What is asked:
Please find all lines in the data that hold the string "verified" and copy them.

Extracted information:
◇ ◇ ◇ ◇

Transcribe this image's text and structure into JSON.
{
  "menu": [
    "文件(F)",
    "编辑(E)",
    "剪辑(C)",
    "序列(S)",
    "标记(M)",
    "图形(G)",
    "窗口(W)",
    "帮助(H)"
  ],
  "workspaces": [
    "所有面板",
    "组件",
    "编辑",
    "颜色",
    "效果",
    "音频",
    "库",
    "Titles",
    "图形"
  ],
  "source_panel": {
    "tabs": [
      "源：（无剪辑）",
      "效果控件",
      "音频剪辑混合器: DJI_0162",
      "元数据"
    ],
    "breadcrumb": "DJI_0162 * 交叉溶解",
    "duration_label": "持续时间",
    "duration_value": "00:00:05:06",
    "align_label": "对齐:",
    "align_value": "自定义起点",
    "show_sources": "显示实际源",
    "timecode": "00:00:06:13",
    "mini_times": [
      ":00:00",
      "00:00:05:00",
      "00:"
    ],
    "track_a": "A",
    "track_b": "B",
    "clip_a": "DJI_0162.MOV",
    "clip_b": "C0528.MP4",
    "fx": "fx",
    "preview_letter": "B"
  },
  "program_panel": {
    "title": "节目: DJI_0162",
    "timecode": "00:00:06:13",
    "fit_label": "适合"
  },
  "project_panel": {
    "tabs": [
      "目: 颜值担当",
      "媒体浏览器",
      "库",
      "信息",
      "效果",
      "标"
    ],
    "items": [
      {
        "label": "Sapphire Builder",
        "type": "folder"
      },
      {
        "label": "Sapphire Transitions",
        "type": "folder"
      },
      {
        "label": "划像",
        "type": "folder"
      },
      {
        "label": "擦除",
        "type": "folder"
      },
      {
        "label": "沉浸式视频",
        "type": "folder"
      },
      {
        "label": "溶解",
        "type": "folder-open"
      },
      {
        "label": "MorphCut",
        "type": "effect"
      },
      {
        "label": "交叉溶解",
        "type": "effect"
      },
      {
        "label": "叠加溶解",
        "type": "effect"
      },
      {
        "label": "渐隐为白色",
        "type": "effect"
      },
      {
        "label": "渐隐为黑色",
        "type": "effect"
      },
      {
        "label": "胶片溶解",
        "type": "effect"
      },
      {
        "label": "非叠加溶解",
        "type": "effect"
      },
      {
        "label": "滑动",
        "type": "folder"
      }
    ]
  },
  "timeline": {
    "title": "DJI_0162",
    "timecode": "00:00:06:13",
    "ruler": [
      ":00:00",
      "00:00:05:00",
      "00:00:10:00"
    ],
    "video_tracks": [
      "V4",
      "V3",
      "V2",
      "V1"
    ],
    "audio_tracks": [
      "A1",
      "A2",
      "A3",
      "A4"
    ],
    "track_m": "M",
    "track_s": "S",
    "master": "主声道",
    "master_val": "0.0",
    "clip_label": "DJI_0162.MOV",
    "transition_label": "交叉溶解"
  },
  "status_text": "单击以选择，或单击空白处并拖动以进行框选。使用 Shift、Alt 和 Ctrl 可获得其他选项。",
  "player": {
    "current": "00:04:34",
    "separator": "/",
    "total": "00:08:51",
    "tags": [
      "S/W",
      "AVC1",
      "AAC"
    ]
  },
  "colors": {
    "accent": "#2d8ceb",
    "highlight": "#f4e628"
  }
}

◇ ◇ ◇ ◇

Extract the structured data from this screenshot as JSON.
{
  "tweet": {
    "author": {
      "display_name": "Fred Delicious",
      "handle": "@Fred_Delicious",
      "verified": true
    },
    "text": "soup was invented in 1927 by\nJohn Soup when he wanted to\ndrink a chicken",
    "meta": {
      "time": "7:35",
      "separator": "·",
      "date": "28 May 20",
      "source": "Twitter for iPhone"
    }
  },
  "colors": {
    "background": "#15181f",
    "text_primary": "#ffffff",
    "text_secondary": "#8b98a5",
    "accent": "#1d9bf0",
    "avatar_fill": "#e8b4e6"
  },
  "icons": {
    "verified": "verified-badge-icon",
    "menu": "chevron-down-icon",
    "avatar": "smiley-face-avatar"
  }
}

◇ ◇ ◇ ◇

The result:
      "verified": true
    "verified": "verified-badge-icon",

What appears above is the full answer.